(Extracted data entries)
--
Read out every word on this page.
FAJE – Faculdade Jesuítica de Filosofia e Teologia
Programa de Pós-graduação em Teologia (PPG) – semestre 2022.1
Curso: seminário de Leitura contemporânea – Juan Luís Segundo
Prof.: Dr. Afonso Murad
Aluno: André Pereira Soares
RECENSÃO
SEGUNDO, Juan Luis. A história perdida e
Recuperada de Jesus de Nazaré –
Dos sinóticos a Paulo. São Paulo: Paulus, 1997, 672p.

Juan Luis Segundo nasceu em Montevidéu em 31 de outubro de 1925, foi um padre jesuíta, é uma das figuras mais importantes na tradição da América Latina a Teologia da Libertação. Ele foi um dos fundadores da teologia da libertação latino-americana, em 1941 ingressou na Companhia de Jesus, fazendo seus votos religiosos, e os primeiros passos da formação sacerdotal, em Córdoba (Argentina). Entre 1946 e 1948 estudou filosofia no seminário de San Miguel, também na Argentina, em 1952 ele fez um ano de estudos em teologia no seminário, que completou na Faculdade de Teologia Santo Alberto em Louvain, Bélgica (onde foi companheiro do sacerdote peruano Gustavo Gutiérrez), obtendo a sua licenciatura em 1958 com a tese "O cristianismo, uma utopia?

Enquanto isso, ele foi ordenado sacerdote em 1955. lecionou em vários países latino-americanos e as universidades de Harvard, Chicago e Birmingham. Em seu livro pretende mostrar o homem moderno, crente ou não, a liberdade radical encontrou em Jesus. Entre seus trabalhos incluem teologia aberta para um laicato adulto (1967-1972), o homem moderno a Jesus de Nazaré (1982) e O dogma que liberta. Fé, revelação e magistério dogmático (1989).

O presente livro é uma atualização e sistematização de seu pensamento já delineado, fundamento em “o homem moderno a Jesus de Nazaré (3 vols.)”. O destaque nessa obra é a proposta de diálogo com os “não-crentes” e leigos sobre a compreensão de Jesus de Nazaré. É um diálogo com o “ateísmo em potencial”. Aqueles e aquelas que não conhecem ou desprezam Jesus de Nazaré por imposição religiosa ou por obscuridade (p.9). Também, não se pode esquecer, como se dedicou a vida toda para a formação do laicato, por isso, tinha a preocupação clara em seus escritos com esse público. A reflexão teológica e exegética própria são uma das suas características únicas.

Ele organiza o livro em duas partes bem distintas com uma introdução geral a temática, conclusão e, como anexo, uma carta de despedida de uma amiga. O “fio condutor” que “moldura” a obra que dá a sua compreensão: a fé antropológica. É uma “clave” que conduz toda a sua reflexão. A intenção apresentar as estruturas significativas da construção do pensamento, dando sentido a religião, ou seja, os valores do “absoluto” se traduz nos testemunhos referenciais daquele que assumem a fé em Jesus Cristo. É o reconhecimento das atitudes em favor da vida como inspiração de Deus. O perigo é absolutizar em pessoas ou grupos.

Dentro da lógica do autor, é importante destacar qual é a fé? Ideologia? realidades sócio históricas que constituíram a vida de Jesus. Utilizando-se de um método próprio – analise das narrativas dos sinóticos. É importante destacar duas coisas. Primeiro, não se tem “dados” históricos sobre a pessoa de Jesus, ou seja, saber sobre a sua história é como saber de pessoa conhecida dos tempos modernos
--
> **PROBLEM TO SOLVE**
Pull out all lines from the entries above in which the word "Entre" appears.

> **RESPONSE TO THIS EXERCISE**
Juan Luis Segundo nasceu em Montevidéu em 31 de outubro de 1925, foi um padre jesuíta, é uma das figuras mais importantes na tradição da América Latina a Teologia da Libertação. Ele foi um dos fundadores da teologia da libertação latino-americana, em 1941 ingressou na Companhia de Jesus, fazendo seus votos religiosos, e os primeiros passos da formação sacerdotal, em Córdoba (Argentina). Entre 1946 e 1948 estudou filosofia no seminário de San Miguel, também na Argentina, em 1952 ele fez um ano de estudos em teologia no seminário, que completou na Faculdade de Teologia Santo Alberto em Louvain, Bélgica (onde foi companheiro do sacerdote peruano Gustavo Gutiérrez), obtendo a sua licenciatura em 1958 com a tese "O cristianismo, uma utopia?
Enquanto isso, ele foi ordenado sacerdote em 1955. lecionou em vários países latino-americanos e as universidades de Harvard, Chicago e Birmingham. Em seu livro pretende mostrar o homem moderno, crente ou não, a liberdade radical encontrou em Jesus. Entre seus trabalhos incluem teologia aberta para um laicato adulto (1967-1972), o homem moderno a Jesus de Nazaré (1982) e O dogma que liberta. Fé, revelação e magistério dogmático (1989).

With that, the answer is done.